*DATA PROVIDED*:

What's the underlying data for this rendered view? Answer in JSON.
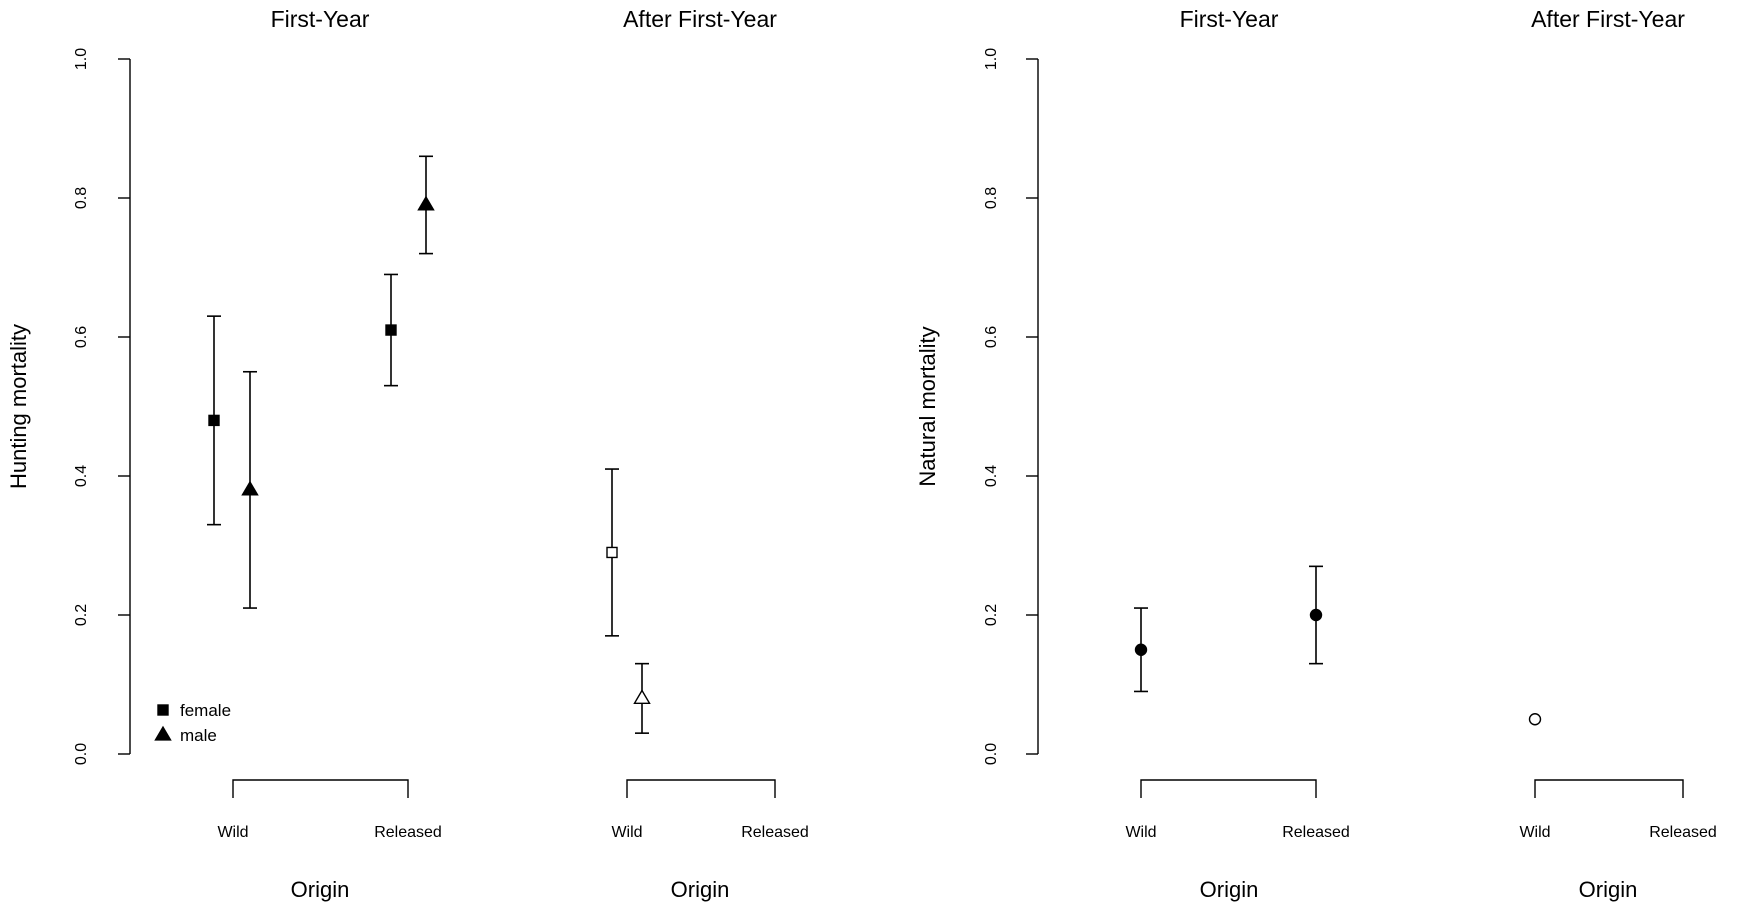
{
  "chart_data": [
    {
      "type": "scatter",
      "ylabel": "Hunting mortality",
      "ylim": [
        0,
        1
      ],
      "yticks": [
        "0.0",
        "0.2",
        "0.4",
        "0.6",
        "0.8",
        "1.0"
      ],
      "legend": {
        "placement": "bottom-left",
        "entries": [
          {
            "label": "female",
            "marker": "square",
            "fill": "filled"
          },
          {
            "label": "male",
            "marker": "triangle",
            "fill": "filled"
          }
        ]
      },
      "panels": [
        {
          "title": "First-Year",
          "xlabel": "Origin",
          "categories": [
            "Wild",
            "Released"
          ],
          "points": [
            {
              "origin": "Wild",
              "sex": "female",
              "marker": "square",
              "filled": true,
              "value": 0.48,
              "lower": 0.33,
              "upper": 0.63
            },
            {
              "origin": "Wild",
              "sex": "male",
              "marker": "triangle",
              "filled": true,
              "value": 0.38,
              "lower": 0.21,
              "upper": 0.55
            },
            {
              "origin": "Released",
              "sex": "female",
              "marker": "square",
              "filled": true,
              "value": 0.61,
              "lower": 0.53,
              "upper": 0.69
            },
            {
              "origin": "Released",
              "sex": "male",
              "marker": "triangle",
              "filled": true,
              "value": 0.79,
              "lower": 0.72,
              "upper": 0.86
            }
          ]
        },
        {
          "title": "After First-Year",
          "xlabel": "Origin",
          "categories": [
            "Wild",
            "Released"
          ],
          "points": [
            {
              "origin": "Wild",
              "sex": "female",
              "marker": "square",
              "filled": false,
              "value": 0.29,
              "lower": 0.17,
              "upper": 0.41
            },
            {
              "origin": "Wild",
              "sex": "male",
              "marker": "triangle",
              "filled": false,
              "value": 0.08,
              "lower": 0.03,
              "upper": 0.13
            }
          ]
        }
      ]
    },
    {
      "type": "scatter",
      "ylabel": "Natural mortality",
      "ylim": [
        0,
        1
      ],
      "yticks": [
        "0.0",
        "0.2",
        "0.4",
        "0.6",
        "0.8",
        "1.0"
      ],
      "panels": [
        {
          "title": "First-Year",
          "xlabel": "Origin",
          "categories": [
            "Wild",
            "Released"
          ],
          "points": [
            {
              "origin": "Wild",
              "marker": "circle",
              "filled": true,
              "value": 0.15,
              "lower": 0.09,
              "upper": 0.21
            },
            {
              "origin": "Released",
              "marker": "circle",
              "filled": true,
              "value": 0.2,
              "lower": 0.13,
              "upper": 0.27
            }
          ]
        },
        {
          "title": "After First-Year",
          "xlabel": "Origin",
          "categories": [
            "Wild",
            "Released"
          ],
          "points": [
            {
              "origin": "Wild",
              "marker": "circle",
              "filled": false,
              "value": 0.05
            }
          ]
        }
      ]
    }
  ]
}
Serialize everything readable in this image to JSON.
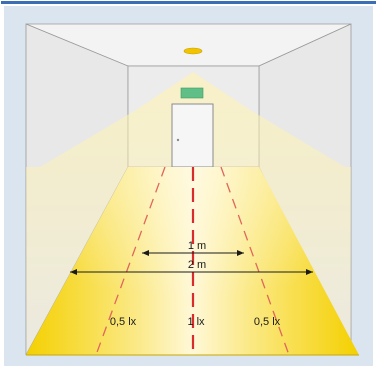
{
  "diagram": {
    "labels": {
      "dim_1m": "1  m",
      "dim_2m": "2  m",
      "lux_left": "0,5  lx",
      "lux_center": "1  lx",
      "lux_right": "0,5  lx"
    },
    "colors": {
      "frame_top_border": "#3a6fb5",
      "frame_background": "#dbe5ef",
      "wall": "#ececec",
      "wall_edge": "#9a9a9a",
      "floor_glow": "#f7dc39",
      "centerline": "#d92b2b",
      "emergency_sign": "#5fbf86"
    }
  }
}
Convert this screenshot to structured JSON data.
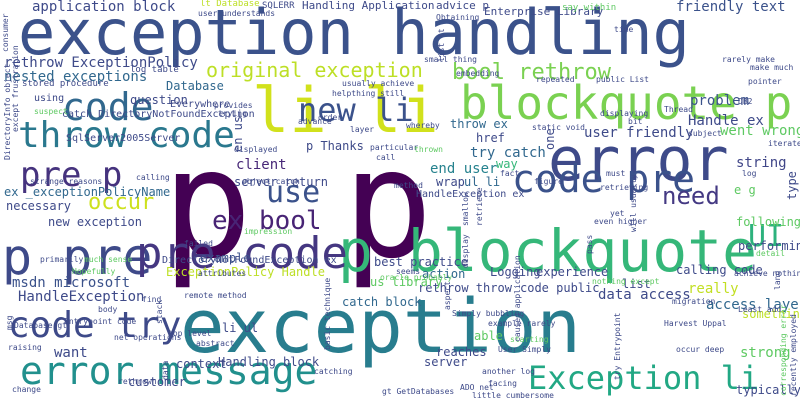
{
  "words": [
    {
      "text": "p p",
      "color": "#440154",
      "rotated": false
    },
    {
      "text": "exception handling",
      "color": "#3b528b",
      "rotated": false
    },
    {
      "text": "exception",
      "color": "#287d8e",
      "rotated": false
    },
    {
      "text": "p blockquote",
      "color": "#35b779",
      "rotated": false
    },
    {
      "text": "error",
      "color": "#3e4a89",
      "rotated": false
    },
    {
      "text": "li li",
      "color": "#d1e11c",
      "rotated": false
    },
    {
      "text": "blockquote p",
      "color": "#7ad151",
      "rotated": false
    },
    {
      "text": "p pre",
      "color": "#3e4a89",
      "rotated": false
    },
    {
      "text": "pre code",
      "color": "#453781",
      "rotated": false
    },
    {
      "text": "error message",
      "color": "#21908d",
      "rotated": false
    },
    {
      "text": "code pre",
      "color": "#3b528b",
      "rotated": false
    },
    {
      "text": "throw code",
      "color": "#2a788e",
      "rotated": false
    },
    {
      "text": "code",
      "color": "#31688e",
      "rotated": false
    },
    {
      "text": "code try",
      "color": "#3e4a89",
      "rotated": false
    },
    {
      "text": "Exception li",
      "color": "#22a884",
      "rotated": false
    },
    {
      "text": "pre p",
      "color": "#46337e",
      "rotated": false
    },
    {
      "text": "new li",
      "color": "#3b528b",
      "rotated": false
    },
    {
      "text": "original exception",
      "color": "#bddf26",
      "rotated": false
    },
    {
      "text": "bool rethrow",
      "color": "#7ad151",
      "rotated": false
    },
    {
      "text": "ex bool",
      "color": "#482475",
      "rotated": false
    },
    {
      "text": "use",
      "color": "#3b528b",
      "rotated": false
    },
    {
      "text": "UI",
      "color": "#2db27d",
      "rotated": false
    },
    {
      "text": "occur",
      "color": "#cde11d",
      "rotated": false
    },
    {
      "text": "need",
      "color": "#443983",
      "rotated": false
    },
    {
      "text": "HandleException",
      "color": "#3e4a89",
      "rotated": false
    },
    {
      "text": "msdn microsoft",
      "color": "#3b528b",
      "rotated": false
    },
    {
      "text": "want",
      "color": "#3e4a89",
      "rotated": false
    },
    {
      "text": "try catch",
      "color": "#31688e",
      "rotated": false
    },
    {
      "text": "end user",
      "color": "#26828e",
      "rotated": false
    },
    {
      "text": "client",
      "color": "#482878",
      "rotated": false
    },
    {
      "text": "data access",
      "color": "#3e4a89",
      "rotated": false
    },
    {
      "text": "really",
      "color": "#c2df23",
      "rotated": false
    },
    {
      "text": "access layer",
      "color": "#31688e",
      "rotated": false
    },
    {
      "text": "strong",
      "color": "#5ec962",
      "rotated": false
    },
    {
      "text": "Handle ex",
      "color": "#3e4a89",
      "rotated": false
    },
    {
      "text": "went wrong",
      "color": "#5ec962",
      "rotated": false
    },
    {
      "text": "string",
      "color": "#404688",
      "rotated": false
    },
    {
      "text": "user friendly",
      "color": "#3e4a89",
      "rotated": false
    },
    {
      "text": "problem",
      "color": "#3b528b",
      "rotated": false
    },
    {
      "text": "rethrow ExceptionPolicy",
      "color": "#3e4a89",
      "rotated": false
    },
    {
      "text": "nested exceptions",
      "color": "#31688e",
      "rotated": false
    },
    {
      "text": "application block",
      "color": "#3e4a89",
      "rotated": false
    },
    {
      "text": "friendly text",
      "color": "#3b528b",
      "rotated": false
    },
    {
      "text": "Database",
      "color": "#31688e",
      "rotated": false
    },
    {
      "text": "question",
      "color": "#3e4a89",
      "rotated": false
    },
    {
      "text": "throw ex",
      "color": "#31688e",
      "rotated": false
    },
    {
      "text": "href",
      "color": "#3e4a89",
      "rotated": false
    },
    {
      "text": "ul li",
      "color": "#31688e",
      "rotated": false
    },
    {
      "text": "way",
      "color": "#35b779",
      "rotated": false
    },
    {
      "text": "wrap",
      "color": "#3e4a89",
      "rotated": false
    },
    {
      "text": "new exception",
      "color": "#3e4a89",
      "rotated": false
    },
    {
      "text": "ex _exceptionPolicyName",
      "color": "#31688e",
      "rotated": false
    },
    {
      "text": "necessary",
      "color": "#3e4a89",
      "rotated": false
    },
    {
      "text": "example",
      "color": "#3b528b",
      "rotated": false
    },
    {
      "text": "ExceptionPolicy Handle",
      "color": "#bddf26",
      "rotated": false
    },
    {
      "text": "server return",
      "color": "#3e4a89",
      "rotated": false
    },
    {
      "text": "best practice",
      "color": "#3e4a89",
      "rotated": false
    },
    {
      "text": "rethrow throw",
      "color": "#3e4a89",
      "rotated": false
    },
    {
      "text": "catch block",
      "color": "#31688e",
      "rotated": false
    },
    {
      "text": "us library",
      "color": "#5ec962",
      "rotated": false
    },
    {
      "text": "li ul",
      "color": "#3e4a89",
      "rotated": false
    },
    {
      "text": "Handling block",
      "color": "#3e4a89",
      "rotated": false
    },
    {
      "text": "customer",
      "color": "#3e4a89",
      "rotated": false
    },
    {
      "text": "context",
      "color": "#3e4a89",
      "rotated": false
    },
    {
      "text": "server",
      "color": "#3e4a89",
      "rotated": false
    },
    {
      "text": "able",
      "color": "#5ec962",
      "rotated": false
    },
    {
      "text": "reaches",
      "color": "#3e4a89",
      "rotated": false
    },
    {
      "text": "calling code",
      "color": "#3e4a89",
      "rotated": false
    },
    {
      "text": "something",
      "color": "#bddf26",
      "rotated": false
    },
    {
      "text": "typically",
      "color": "#3e4a89",
      "rotated": false
    },
    {
      "text": "list",
      "color": "#3e4a89",
      "rotated": false
    },
    {
      "text": "code public",
      "color": "#3e4a89",
      "rotated": false
    },
    {
      "text": "experience",
      "color": "#3e4a89",
      "rotated": false
    },
    {
      "text": "action",
      "color": "#31688e",
      "rotated": false
    },
    {
      "text": "Logging",
      "color": "#3e4a89",
      "rotated": false
    },
    {
      "text": "performing",
      "color": "#3e4a89",
      "rotated": false
    },
    {
      "text": "following",
      "color": "#5ec962",
      "rotated": false
    },
    {
      "text": "e g",
      "color": "#5ec962",
      "rotated": false
    },
    {
      "text": "p Thanks",
      "color": "#3e4a89",
      "rotated": false
    },
    {
      "text": "Handling Application",
      "color": "#3e4a89",
      "rotated": false
    },
    {
      "text": "Enterprise Library",
      "color": "#3e4a89",
      "rotated": false
    },
    {
      "text": "advice p",
      "color": "#3e4a89",
      "rotated": false
    },
    {
      "text": "DirectoryNotFoundException ex",
      "color": "#3e4a89",
      "rotated": false
    },
    {
      "text": "catch DirectoryNotFoundException",
      "color": "#3e4a89",
      "rotated": false
    },
    {
      "text": "SqlServer2005Server",
      "color": "#3e4a89",
      "rotated": false
    },
    {
      "text": "HandleException ex",
      "color": "#3e4a89",
      "rotated": false
    },
    {
      "text": "using",
      "color": "#3e4a89",
      "rotated": false
    },
    {
      "text": "Everywhere",
      "color": "#3e4a89",
      "rotated": false
    },
    {
      "text": "stored procedure",
      "color": "#3e4a89",
      "rotated": false
    },
    {
      "text": "log table",
      "color": "#3e4a89",
      "rotated": false
    },
    {
      "text": "lt Database",
      "color": "#bddf26",
      "rotated": false
    },
    {
      "text": "SQLERR",
      "color": "#3e4a89",
      "rotated": false
    },
    {
      "text": "say within",
      "color": "#5ec962",
      "rotated": false
    },
    {
      "text": "user understands",
      "color": "#3e4a89",
      "rotated": false
    },
    {
      "text": "Obtaining",
      "color": "#3e4a89",
      "rotated": false
    },
    {
      "text": "small thing",
      "color": "#3e4a89",
      "rotated": false
    },
    {
      "text": "helpthing still",
      "color": "#3e4a89",
      "rotated": false
    },
    {
      "text": "usually achieve",
      "color": "#3e4a89",
      "rotated": false
    },
    {
      "text": "public List",
      "color": "#3e4a89",
      "rotated": false
    },
    {
      "text": "Thread",
      "color": "#3e4a89",
      "rotated": false
    },
    {
      "text": "embedding",
      "color": "#3e4a89",
      "rotated": false
    },
    {
      "text": "repeated",
      "color": "#3e4a89",
      "rotated": false
    },
    {
      "text": "displaying",
      "color": "#3e4a89",
      "rotated": false
    },
    {
      "text": "bit",
      "color": "#3e4a89",
      "rotated": false
    },
    {
      "text": "static void",
      "color": "#3e4a89",
      "rotated": false
    },
    {
      "text": "whereby",
      "color": "#3e4a89",
      "rotated": false
    },
    {
      "text": "layer",
      "color": "#3e4a89",
      "rotated": false
    },
    {
      "text": "particular",
      "color": "#3e4a89",
      "rotated": false
    },
    {
      "text": "thrown",
      "color": "#5ec962",
      "rotated": false
    },
    {
      "text": "call",
      "color": "#3e4a89",
      "rotated": false
    },
    {
      "text": "method",
      "color": "#3e4a89",
      "rotated": false
    },
    {
      "text": "fact",
      "color": "#3e4a89",
      "rotated": false
    },
    {
      "text": "figure",
      "color": "#3e4a89",
      "rotated": false
    },
    {
      "text": "retrieving",
      "color": "#3e4a89",
      "rotated": false
    },
    {
      "text": "must",
      "color": "#3e4a89",
      "rotated": false
    },
    {
      "text": "yet",
      "color": "#3e4a89",
      "rotated": false
    },
    {
      "text": "even higher",
      "color": "#3e4a89",
      "rotated": false
    },
    {
      "text": "log",
      "color": "#3e4a89",
      "rotated": false
    },
    {
      "text": "nothing except",
      "color": "#5ec962",
      "rotated": false
    },
    {
      "text": "Simply bubbling",
      "color": "#3e4a89",
      "rotated": false
    },
    {
      "text": "example rarely",
      "color": "#3e4a89",
      "rotated": false
    },
    {
      "text": "User Simply",
      "color": "#3e4a89",
      "rotated": false
    },
    {
      "text": "starting",
      "color": "#5ec962",
      "rotated": false
    },
    {
      "text": "another log",
      "color": "#3e4a89",
      "rotated": false
    },
    {
      "text": "facing",
      "color": "#3e4a89",
      "rotated": false
    },
    {
      "text": "ADO net",
      "color": "#3e4a89",
      "rotated": false
    },
    {
      "text": "little cumbersome",
      "color": "#3e4a89",
      "rotated": false
    },
    {
      "text": "gt GetDatabases",
      "color": "#3e4a89",
      "rotated": false
    },
    {
      "text": "catching",
      "color": "#3e4a89",
      "rotated": false
    },
    {
      "text": "rethrown",
      "color": "#3e4a89",
      "rotated": false
    },
    {
      "text": "abstract",
      "color": "#3e4a89",
      "rotated": false
    },
    {
      "text": "top level",
      "color": "#3e4a89",
      "rotated": false
    },
    {
      "text": "body",
      "color": "#3e4a89",
      "rotated": false
    },
    {
      "text": "Entrypoint code",
      "color": "#3e4a89",
      "rotated": false
    },
    {
      "text": "Database gt",
      "color": "#3e4a89",
      "rotated": false
    },
    {
      "text": "raising",
      "color": "#3e4a89",
      "rotated": false
    },
    {
      "text": "change",
      "color": "#3e4a89",
      "rotated": false
    },
    {
      "text": "much sense",
      "color": "#5ec962",
      "rotated": false
    },
    {
      "text": "primarily",
      "color": "#3e4a89",
      "rotated": false
    },
    {
      "text": "strange reasons",
      "color": "#3e4a89",
      "rotated": false
    },
    {
      "text": "Hopefully",
      "color": "#5ec962",
      "rotated": false
    },
    {
      "text": "failed",
      "color": "#3e4a89",
      "rotated": false
    },
    {
      "text": "impression",
      "color": "#5ec962",
      "rotated": false
    },
    {
      "text": "attributes",
      "color": "#3e4a89",
      "rotated": false
    },
    {
      "text": "remote method",
      "color": "#3e4a89",
      "rotated": false
    },
    {
      "text": "object catch",
      "color": "#3e4a89",
      "rotated": false
    },
    {
      "text": "displayed",
      "color": "#3e4a89",
      "rotated": false
    },
    {
      "text": "calling",
      "color": "#3e4a89",
      "rotated": false
    },
    {
      "text": "find",
      "color": "#3e4a89",
      "rotated": false
    },
    {
      "text": "net operations",
      "color": "#3e4a89",
      "rotated": false
    },
    {
      "text": "oracle probably",
      "color": "#5ec962",
      "rotated": false
    },
    {
      "text": "seems",
      "color": "#3e4a89",
      "rotated": false
    },
    {
      "text": "Least add",
      "color": "#3e4a89",
      "rotated": false
    },
    {
      "text": "migration",
      "color": "#3e4a89",
      "rotated": false
    },
    {
      "text": "achieve nothing",
      "color": "#3e4a89",
      "rotated": false
    },
    {
      "text": "Harvest Uppal",
      "color": "#3e4a89",
      "rotated": false
    },
    {
      "text": "occur deep",
      "color": "#3e4a89",
      "rotated": false
    },
    {
      "text": "detail",
      "color": "#5ec962",
      "rotated": false
    },
    {
      "text": "iterate",
      "color": "#3e4a89",
      "rotated": false
    },
    {
      "text": "make much",
      "color": "#3e4a89",
      "rotated": false
    },
    {
      "text": "rarely make",
      "color": "#3e4a89",
      "rotated": false
    },
    {
      "text": "pointer",
      "color": "#3e4a89",
      "rotated": false
    },
    {
      "text": "subject",
      "color": "#3e4a89",
      "rotated": false
    },
    {
      "text": "DB2",
      "color": "#3e4a89",
      "rotated": false
    },
    {
      "text": "time",
      "color": "#3e4a89",
      "rotated": false
    },
    {
      "text": "advance",
      "color": "#3e4a89",
      "rotated": false
    },
    {
      "text": "order",
      "color": "#3e4a89",
      "rotated": false
    },
    {
      "text": "provides",
      "color": "#3e4a89",
      "rotated": false
    },
    {
      "text": "trying",
      "color": "#3e4a89",
      "rotated": false
    },
    {
      "text": "suspect",
      "color": "#5ec962",
      "rotated": false
    },
    {
      "text": "except frustration",
      "color": "#3e4a89",
      "rotated": false
    },
    {
      "text": "DirectoryInfo object",
      "color": "#3e4a89",
      "rotated": false
    },
    {
      "text": "en us",
      "color": "#3e4a89",
      "rotated": false
    },
    {
      "text": "type",
      "color": "#3e4a89",
      "rotated": false
    },
    {
      "text": "one",
      "color": "#3e4a89",
      "rotated": false
    },
    {
      "text": "consumer",
      "color": "#3e4a89",
      "rotated": false
    },
    {
      "text": "list lt",
      "color": "#3e4a89",
      "rotated": false
    },
    {
      "text": "corresponding error",
      "color": "#5ec962",
      "rotated": false
    },
    {
      "text": "recently employed",
      "color": "#3e4a89",
      "rotated": false
    },
    {
      "text": "basic technique",
      "color": "#3e4a89",
      "rotated": false
    },
    {
      "text": "try Entrypoint",
      "color": "#3e4a89",
      "rotated": false
    },
    {
      "text": "caused application",
      "color": "#3e4a89",
      "rotated": false
    },
    {
      "text": "aspect",
      "color": "#3e4a89",
      "rotated": false
    },
    {
      "text": "smallow",
      "color": "#3e4a89",
      "rotated": false
    },
    {
      "text": "retrieve",
      "color": "#3e4a89",
      "rotated": false
    },
    {
      "text": "display",
      "color": "#3e4a89",
      "rotated": false
    },
    {
      "text": "pass",
      "color": "#3e4a89",
      "rotated": false
    },
    {
      "text": "will usually",
      "color": "#3e4a89",
      "rotated": false
    },
    {
      "text": "stack",
      "color": "#3e4a89",
      "rotated": false
    },
    {
      "text": "msg",
      "color": "#3e4a89",
      "rotated": false
    },
    {
      "text": "data",
      "color": "#3e4a89",
      "rotated": false
    },
    {
      "text": "lang",
      "color": "#3e4a89",
      "rotated": false
    }
  ]
}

*SET PROBLEM*: Wherever the string "this" appears in the entries above, list that line.

*EXPECTED ANSWER*:
What's the underlying data for this rendered view? Answer in JSON.
Serialize everything readable in this image to JSON.
Convert this screenshot to structured JSON data.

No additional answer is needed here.